Images do not belong in the copy. Retype all the entries below exactly.

======== DATASET RECORDS ========

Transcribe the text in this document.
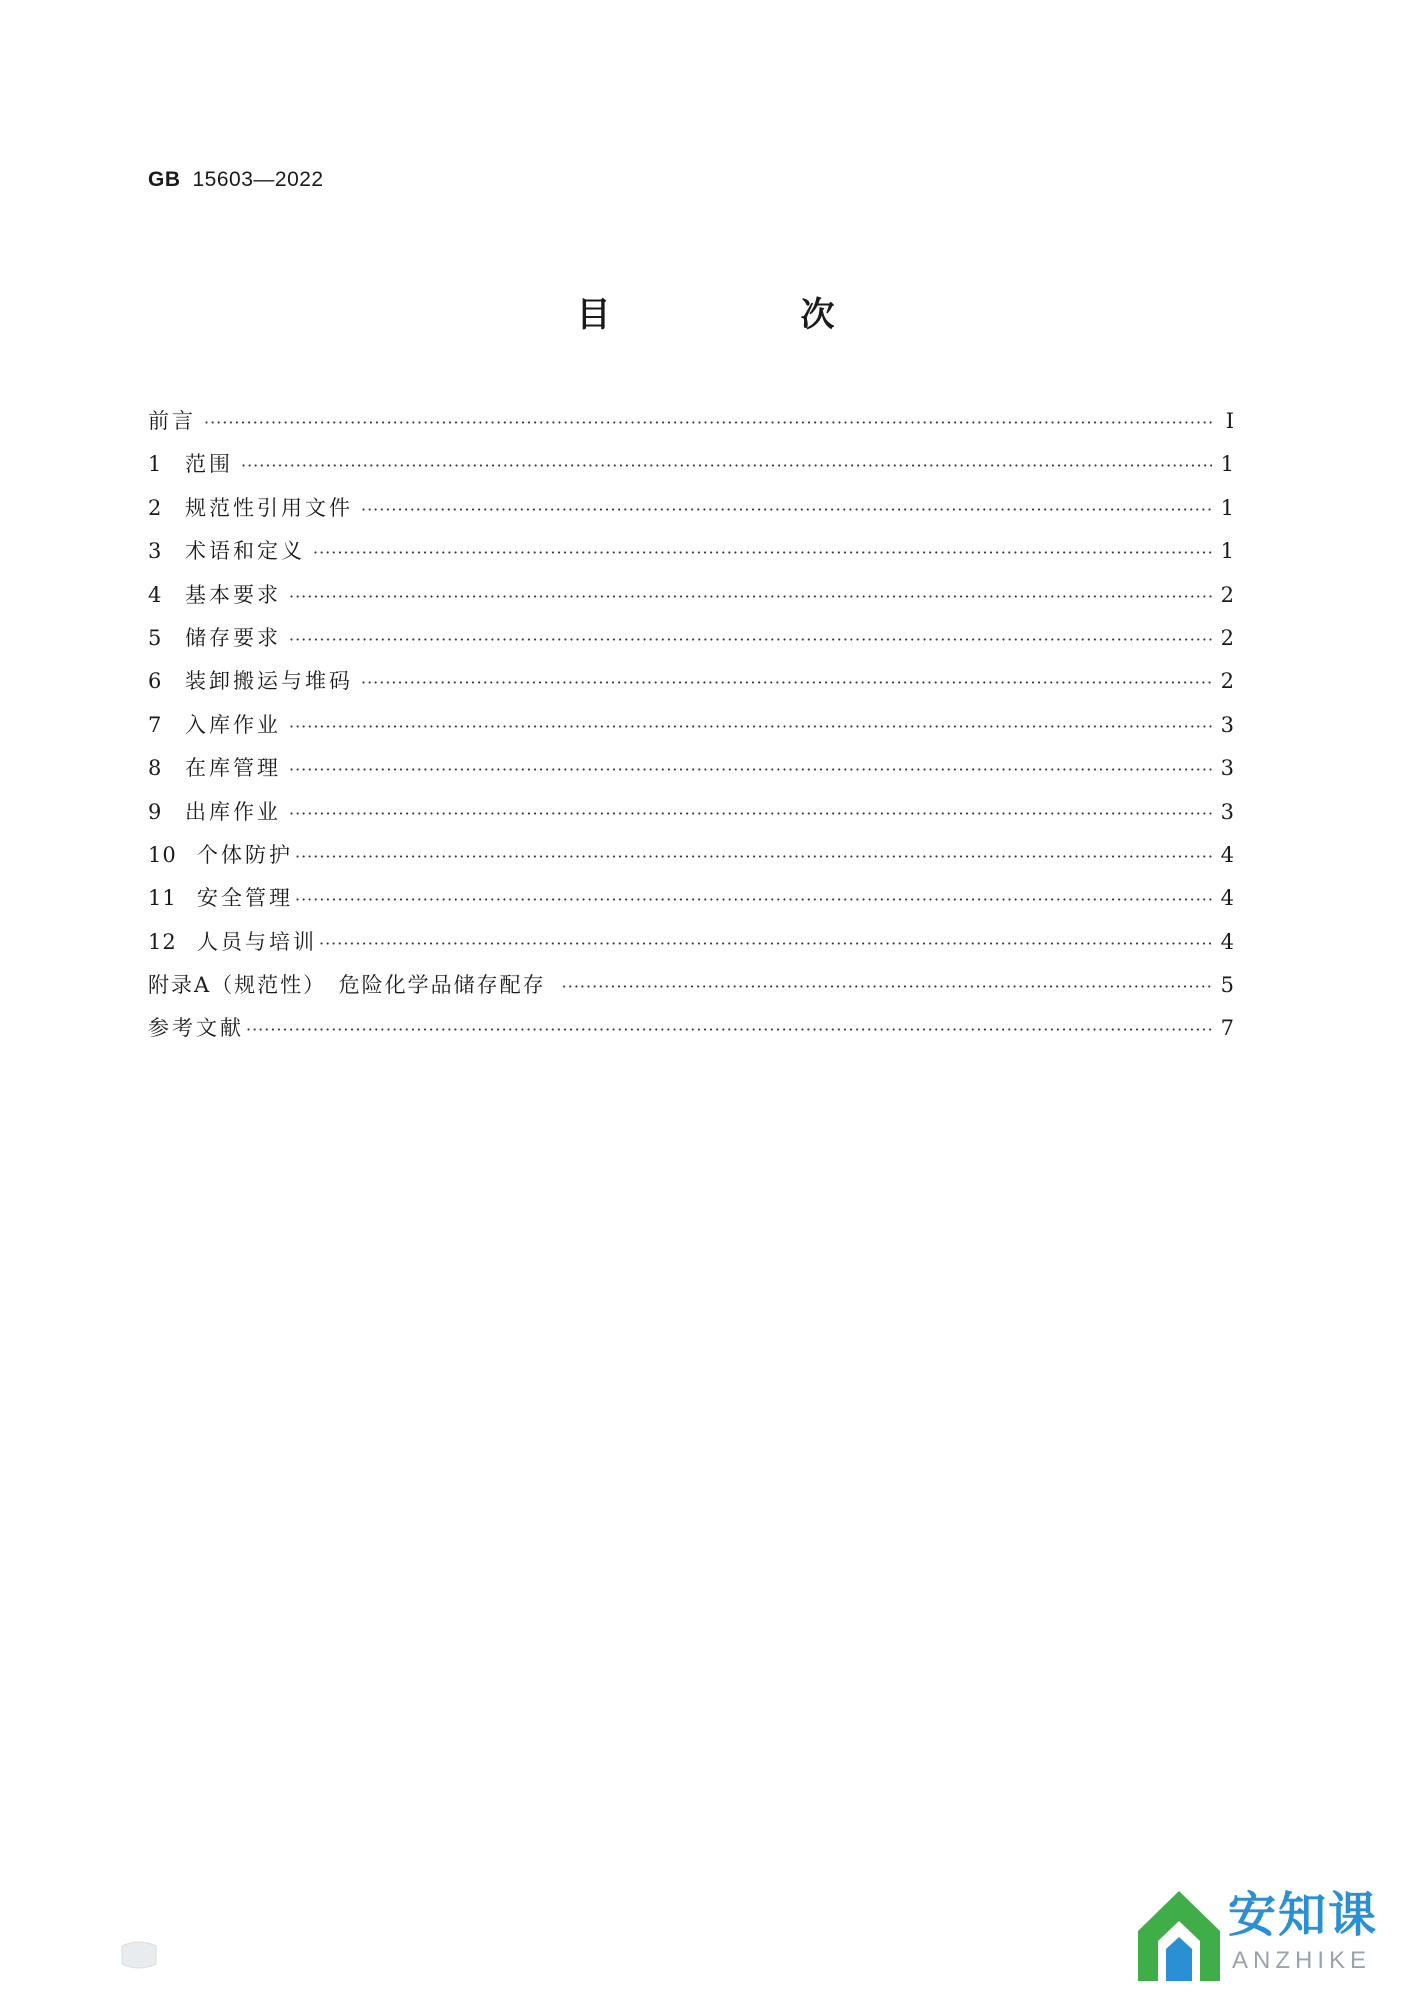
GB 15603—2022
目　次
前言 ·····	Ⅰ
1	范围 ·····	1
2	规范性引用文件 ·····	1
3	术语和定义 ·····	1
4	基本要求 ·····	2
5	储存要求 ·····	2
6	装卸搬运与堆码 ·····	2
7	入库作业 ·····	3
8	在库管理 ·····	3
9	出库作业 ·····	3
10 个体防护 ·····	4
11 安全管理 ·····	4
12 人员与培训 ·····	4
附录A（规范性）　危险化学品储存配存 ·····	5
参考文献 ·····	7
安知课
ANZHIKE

========

- _RESULT FOR THIS EXERCISE_
Transcribe the text in this document.
GB 15603—2022
目　次
前言 ·····	Ⅰ
1	范围 ·····	1
2	规范性引用文件 ·····	1
3	术语和定义 ·····	1
4	基本要求 ·····	2
5	储存要求 ·····	2
6	装卸搬运与堆码 ·····	2
7	入库作业 ·····	3
8	在库管理 ·····	3
9	出库作业 ·····	3
10 个体防护 ·····	4
11 安全管理 ·····	4
12 人员与培训 ·····	4
附录A（规范性）　危险化学品储存配存 ·····	5
参考文献 ·····	7
安知课
ANZHIKE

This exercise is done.